▶ [Input data]

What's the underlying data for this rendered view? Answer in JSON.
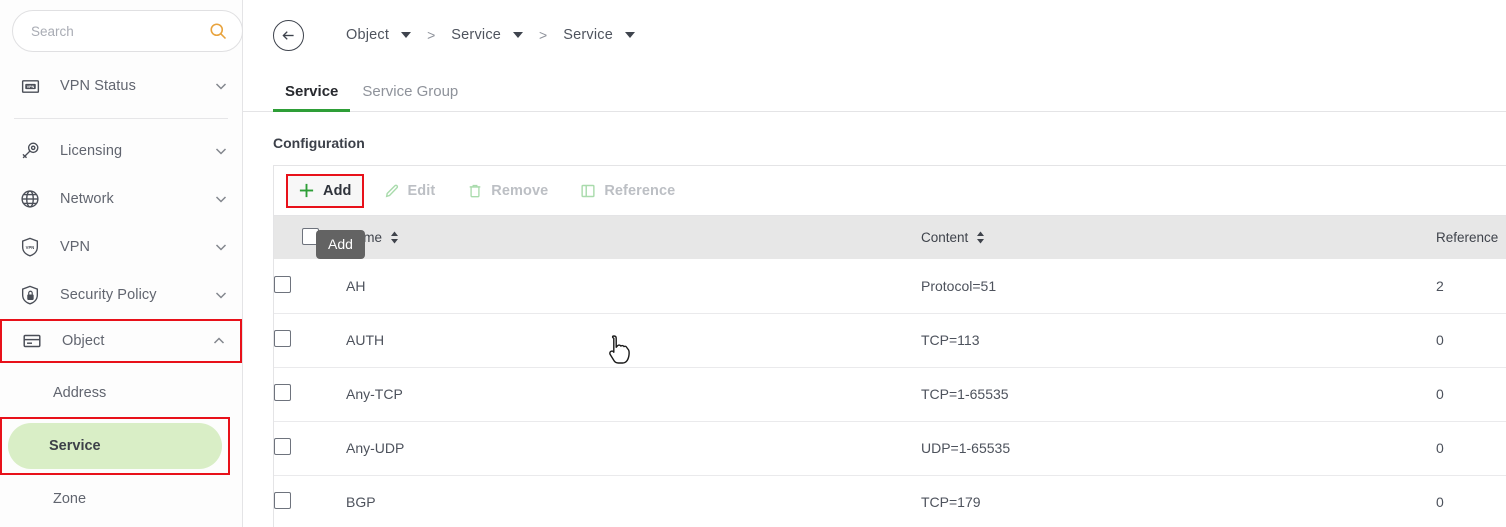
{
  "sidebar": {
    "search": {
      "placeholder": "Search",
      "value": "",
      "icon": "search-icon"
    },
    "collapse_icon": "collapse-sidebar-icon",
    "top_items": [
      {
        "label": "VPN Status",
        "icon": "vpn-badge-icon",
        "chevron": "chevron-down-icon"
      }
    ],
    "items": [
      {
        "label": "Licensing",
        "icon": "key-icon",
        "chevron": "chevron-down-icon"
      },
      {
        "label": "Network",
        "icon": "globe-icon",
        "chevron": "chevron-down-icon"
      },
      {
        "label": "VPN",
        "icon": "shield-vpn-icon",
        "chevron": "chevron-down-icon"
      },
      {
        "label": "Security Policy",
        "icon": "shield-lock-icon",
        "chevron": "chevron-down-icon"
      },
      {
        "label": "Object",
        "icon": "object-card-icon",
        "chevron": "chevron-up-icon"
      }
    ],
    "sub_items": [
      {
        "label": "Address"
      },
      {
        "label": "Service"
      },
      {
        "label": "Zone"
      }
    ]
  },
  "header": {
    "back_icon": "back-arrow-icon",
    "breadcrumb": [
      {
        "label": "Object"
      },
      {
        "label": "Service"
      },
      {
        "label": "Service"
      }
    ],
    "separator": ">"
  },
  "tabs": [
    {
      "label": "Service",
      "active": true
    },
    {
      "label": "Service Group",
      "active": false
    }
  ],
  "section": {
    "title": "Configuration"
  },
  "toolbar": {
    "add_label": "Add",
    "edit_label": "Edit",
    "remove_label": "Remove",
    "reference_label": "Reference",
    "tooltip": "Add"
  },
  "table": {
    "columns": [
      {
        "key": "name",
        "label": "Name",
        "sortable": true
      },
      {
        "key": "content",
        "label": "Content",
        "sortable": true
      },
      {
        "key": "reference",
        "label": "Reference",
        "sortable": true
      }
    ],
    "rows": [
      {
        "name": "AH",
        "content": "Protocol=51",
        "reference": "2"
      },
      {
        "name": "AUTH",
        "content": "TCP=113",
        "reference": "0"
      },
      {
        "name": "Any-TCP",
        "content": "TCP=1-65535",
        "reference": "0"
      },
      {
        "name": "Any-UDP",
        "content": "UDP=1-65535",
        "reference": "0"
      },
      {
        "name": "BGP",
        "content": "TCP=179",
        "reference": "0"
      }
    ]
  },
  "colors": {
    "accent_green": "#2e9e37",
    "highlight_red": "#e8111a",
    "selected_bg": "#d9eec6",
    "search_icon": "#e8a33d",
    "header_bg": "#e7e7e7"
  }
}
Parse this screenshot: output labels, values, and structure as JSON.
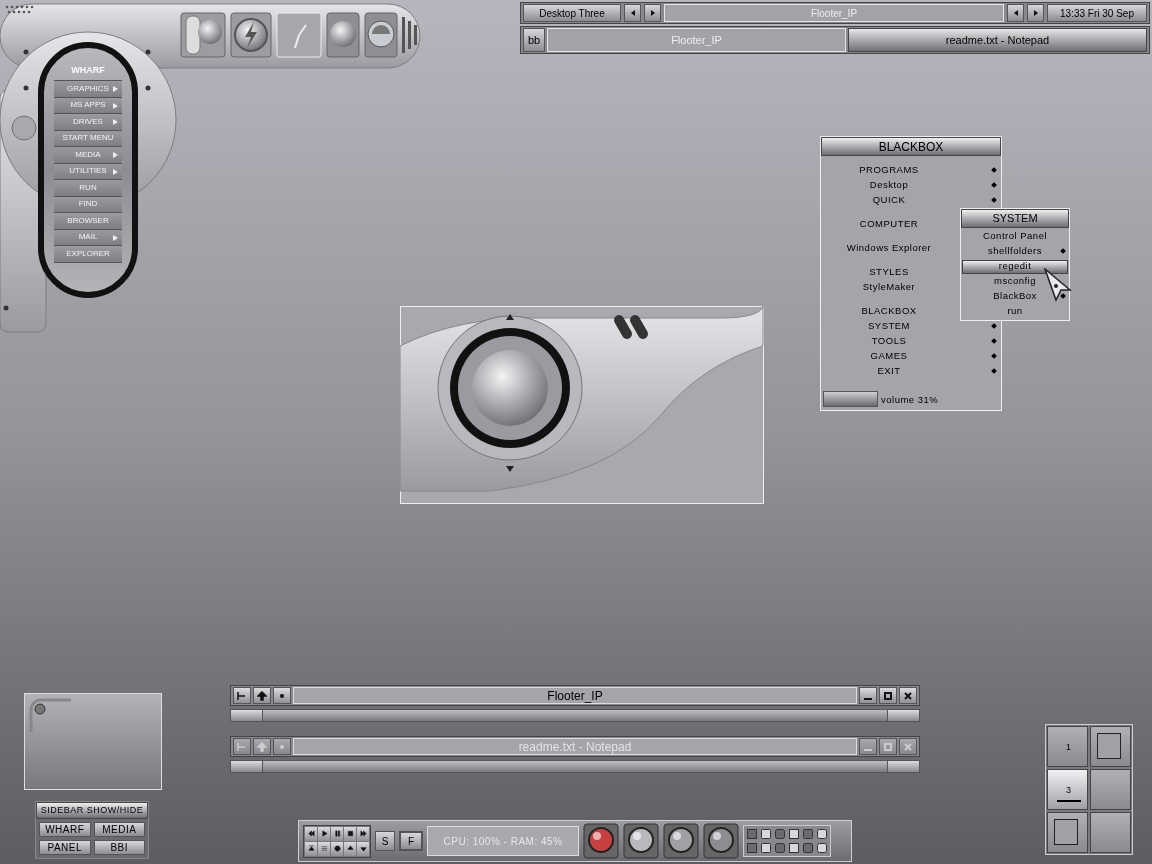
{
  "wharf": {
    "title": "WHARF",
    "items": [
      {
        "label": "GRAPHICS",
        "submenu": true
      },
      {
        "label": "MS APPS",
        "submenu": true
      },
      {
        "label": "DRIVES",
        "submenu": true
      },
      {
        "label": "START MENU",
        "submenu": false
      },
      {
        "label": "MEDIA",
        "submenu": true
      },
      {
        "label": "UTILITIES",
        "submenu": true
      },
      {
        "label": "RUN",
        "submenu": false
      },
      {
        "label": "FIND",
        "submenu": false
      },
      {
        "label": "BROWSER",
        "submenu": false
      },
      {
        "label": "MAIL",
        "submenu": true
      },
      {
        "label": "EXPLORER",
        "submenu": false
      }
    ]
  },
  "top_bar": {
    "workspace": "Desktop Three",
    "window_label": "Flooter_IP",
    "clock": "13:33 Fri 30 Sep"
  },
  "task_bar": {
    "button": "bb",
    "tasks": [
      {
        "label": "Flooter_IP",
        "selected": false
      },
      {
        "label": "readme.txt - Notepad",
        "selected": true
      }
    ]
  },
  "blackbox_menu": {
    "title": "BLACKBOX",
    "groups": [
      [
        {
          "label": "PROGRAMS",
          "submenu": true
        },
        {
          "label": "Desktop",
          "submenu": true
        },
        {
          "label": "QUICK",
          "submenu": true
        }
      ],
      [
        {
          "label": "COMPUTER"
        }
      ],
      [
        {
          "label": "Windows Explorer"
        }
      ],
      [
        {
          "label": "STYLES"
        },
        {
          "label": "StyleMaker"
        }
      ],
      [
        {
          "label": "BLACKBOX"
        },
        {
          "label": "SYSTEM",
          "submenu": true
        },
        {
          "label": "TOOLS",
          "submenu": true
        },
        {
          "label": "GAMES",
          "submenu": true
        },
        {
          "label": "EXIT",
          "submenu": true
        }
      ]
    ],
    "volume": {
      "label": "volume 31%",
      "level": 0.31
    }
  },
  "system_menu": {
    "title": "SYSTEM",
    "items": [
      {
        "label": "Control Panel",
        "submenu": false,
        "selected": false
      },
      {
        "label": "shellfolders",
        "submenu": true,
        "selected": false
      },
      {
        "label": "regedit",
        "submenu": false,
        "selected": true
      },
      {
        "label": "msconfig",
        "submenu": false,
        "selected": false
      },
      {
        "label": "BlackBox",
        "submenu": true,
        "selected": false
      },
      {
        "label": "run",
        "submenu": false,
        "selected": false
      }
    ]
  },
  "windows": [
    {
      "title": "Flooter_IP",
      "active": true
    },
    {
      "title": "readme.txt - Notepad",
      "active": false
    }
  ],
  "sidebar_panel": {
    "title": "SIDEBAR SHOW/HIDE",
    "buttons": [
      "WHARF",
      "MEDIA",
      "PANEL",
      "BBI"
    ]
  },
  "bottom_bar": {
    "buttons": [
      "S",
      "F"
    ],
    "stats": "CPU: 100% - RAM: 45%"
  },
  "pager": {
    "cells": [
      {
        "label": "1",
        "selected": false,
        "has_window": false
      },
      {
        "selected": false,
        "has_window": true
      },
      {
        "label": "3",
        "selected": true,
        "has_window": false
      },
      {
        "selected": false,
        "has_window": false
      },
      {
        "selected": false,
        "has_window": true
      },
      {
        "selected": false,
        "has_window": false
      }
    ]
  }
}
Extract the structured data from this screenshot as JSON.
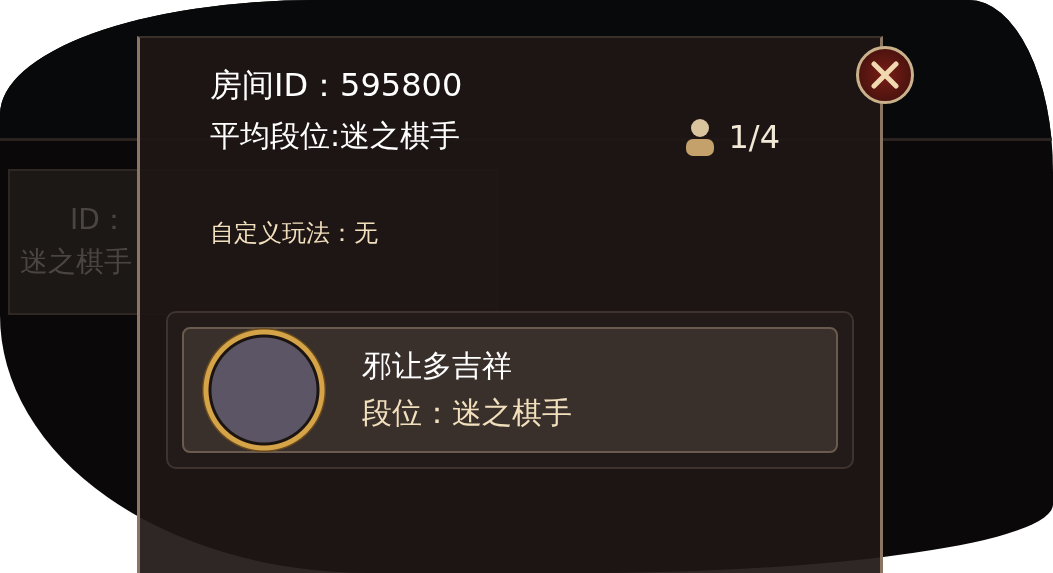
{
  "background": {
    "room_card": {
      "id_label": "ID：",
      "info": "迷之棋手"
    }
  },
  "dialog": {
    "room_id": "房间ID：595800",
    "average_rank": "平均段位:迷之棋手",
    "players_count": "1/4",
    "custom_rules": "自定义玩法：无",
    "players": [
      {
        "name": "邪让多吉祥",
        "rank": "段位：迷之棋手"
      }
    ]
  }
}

▶ [Problem statement] Copy the data word for word. Pictures do not go in the copy.

▶ [Answer below]
What's the underlying data for this rendered view? Answer in JSON.
{
  "sidebar": {
    "search": {
      "placeholder": "Search",
      "value": "",
      "icon": "search-icon"
    },
    "collapse_icon": "collapse-sidebar-icon",
    "top_items": [
      {
        "label": "VPN Status",
        "icon": "vpn-badge-icon",
        "chevron": "chevron-down-icon"
      }
    ],
    "items": [
      {
        "label": "Licensing",
        "icon": "key-icon",
        "chevron": "chevron-down-icon"
      },
      {
        "label": "Network",
        "icon": "globe-icon",
        "chevron": "chevron-down-icon"
      },
      {
        "label": "VPN",
        "icon": "shield-vpn-icon",
        "chevron": "chevron-down-icon"
      },
      {
        "label": "Security Policy",
        "icon": "shield-lock-icon",
        "chevron": "chevron-down-icon"
      },
      {
        "label": "Object",
        "icon": "object-card-icon",
        "chevron": "chevron-up-icon"
      }
    ],
    "sub_items": [
      {
        "label": "Address"
      },
      {
        "label": "Service"
      },
      {
        "label": "Zone"
      }
    ]
  },
  "header": {
    "back_icon": "back-arrow-icon",
    "breadcrumb": [
      {
        "label": "Object"
      },
      {
        "label": "Service"
      },
      {
        "label": "Service"
      }
    ],
    "separator": ">"
  },
  "tabs": [
    {
      "label": "Service",
      "active": true
    },
    {
      "label": "Service Group",
      "active": false
    }
  ],
  "section": {
    "title": "Configuration"
  },
  "toolbar": {
    "add_label": "Add",
    "edit_label": "Edit",
    "remove_label": "Remove",
    "reference_label": "Reference",
    "tooltip": "Add"
  },
  "table": {
    "columns": [
      {
        "key": "name",
        "label": "Name",
        "sortable": true
      },
      {
        "key": "content",
        "label": "Content",
        "sortable": true
      },
      {
        "key": "reference",
        "label": "Reference",
        "sortable": true
      }
    ],
    "rows": [
      {
        "name": "AH",
        "content": "Protocol=51",
        "reference": "2"
      },
      {
        "name": "AUTH",
        "content": "TCP=113",
        "reference": "0"
      },
      {
        "name": "Any-TCP",
        "content": "TCP=1-65535",
        "reference": "0"
      },
      {
        "name": "Any-UDP",
        "content": "UDP=1-65535",
        "reference": "0"
      },
      {
        "name": "BGP",
        "content": "TCP=179",
        "reference": "0"
      }
    ]
  },
  "colors": {
    "accent_green": "#2e9e37",
    "highlight_red": "#e8111a",
    "selected_bg": "#d9eec6",
    "search_icon": "#e8a33d",
    "header_bg": "#e7e7e7"
  }
}
Parse this screenshot: output labels, values, and structure as JSON.
{
  "wharf": {
    "title": "WHARF",
    "items": [
      {
        "label": "GRAPHICS",
        "submenu": true
      },
      {
        "label": "MS APPS",
        "submenu": true
      },
      {
        "label": "DRIVES",
        "submenu": true
      },
      {
        "label": "START MENU",
        "submenu": false
      },
      {
        "label": "MEDIA",
        "submenu": true
      },
      {
        "label": "UTILITIES",
        "submenu": true
      },
      {
        "label": "RUN",
        "submenu": false
      },
      {
        "label": "FIND",
        "submenu": false
      },
      {
        "label": "BROWSER",
        "submenu": false
      },
      {
        "label": "MAIL",
        "submenu": true
      },
      {
        "label": "EXPLORER",
        "submenu": false
      }
    ]
  },
  "top_bar": {
    "workspace": "Desktop Three",
    "window_label": "Flooter_IP",
    "clock": "13:33 Fri 30 Sep"
  },
  "task_bar": {
    "button": "bb",
    "tasks": [
      {
        "label": "Flooter_IP",
        "selected": false
      },
      {
        "label": "readme.txt - Notepad",
        "selected": true
      }
    ]
  },
  "blackbox_menu": {
    "title": "BLACKBOX",
    "groups": [
      [
        {
          "label": "PROGRAMS",
          "submenu": true
        },
        {
          "label": "Desktop",
          "submenu": true
        },
        {
          "label": "QUICK",
          "submenu": true
        }
      ],
      [
        {
          "label": "COMPUTER"
        }
      ],
      [
        {
          "label": "Windows Explorer"
        }
      ],
      [
        {
          "label": "STYLES"
        },
        {
          "label": "StyleMaker"
        }
      ],
      [
        {
          "label": "BLACKBOX"
        },
        {
          "label": "SYSTEM",
          "submenu": true
        },
        {
          "label": "TOOLS",
          "submenu": true
        },
        {
          "label": "GAMES",
          "submenu": true
        },
        {
          "label": "EXIT",
          "submenu": true
        }
      ]
    ],
    "volume": {
      "label": "volume 31%",
      "level": 0.31
    }
  },
  "system_menu": {
    "title": "SYSTEM",
    "items": [
      {
        "label": "Control Panel",
        "submenu": false,
        "selected": false
      },
      {
        "label": "shellfolders",
        "submenu": true,
        "selected": false
      },
      {
        "label": "regedit",
        "submenu": false,
        "selected": true
      },
      {
        "label": "msconfig",
        "submenu": false,
        "selected": false
      },
      {
        "label": "BlackBox",
        "submenu": true,
        "selected": false
      },
      {
        "label": "run",
        "submenu": false,
        "selected": false
      }
    ]
  },
  "windows": [
    {
      "title": "Flooter_IP",
      "active": true
    },
    {
      "title": "readme.txt - Notepad",
      "active": false
    }
  ],
  "sidebar_panel": {
    "title": "SIDEBAR SHOW/HIDE",
    "buttons": [
      "WHARF",
      "MEDIA",
      "PANEL",
      "BBI"
    ]
  },
  "bottom_bar": {
    "buttons": [
      "S",
      "F"
    ],
    "stats": "CPU: 100% - RAM: 45%"
  },
  "pager": {
    "cells": [
      {
        "label": "1",
        "selected": false,
        "has_window": false
      },
      {
        "selected": false,
        "has_window": true
      },
      {
        "label": "3",
        "selected": true,
        "has_window": false
      },
      {
        "selected": false,
        "has_window": false
      },
      {
        "selected": false,
        "has_window": true
      },
      {
        "selected": false,
        "has_window": false
      }
    ]
  }
}
Extract the structured data from this screenshot as JSON.
{
  "background": {
    "room_card": {
      "id_label": "ID：",
      "info": "迷之棋手"
    }
  },
  "dialog": {
    "room_id": "房间ID：595800",
    "average_rank": "平均段位:迷之棋手",
    "players_count": "1/4",
    "custom_rules": "自定义玩法：无",
    "players": [
      {
        "name": "邪让多吉祥",
        "rank": "段位：迷之棋手"
      }
    ]
  }
}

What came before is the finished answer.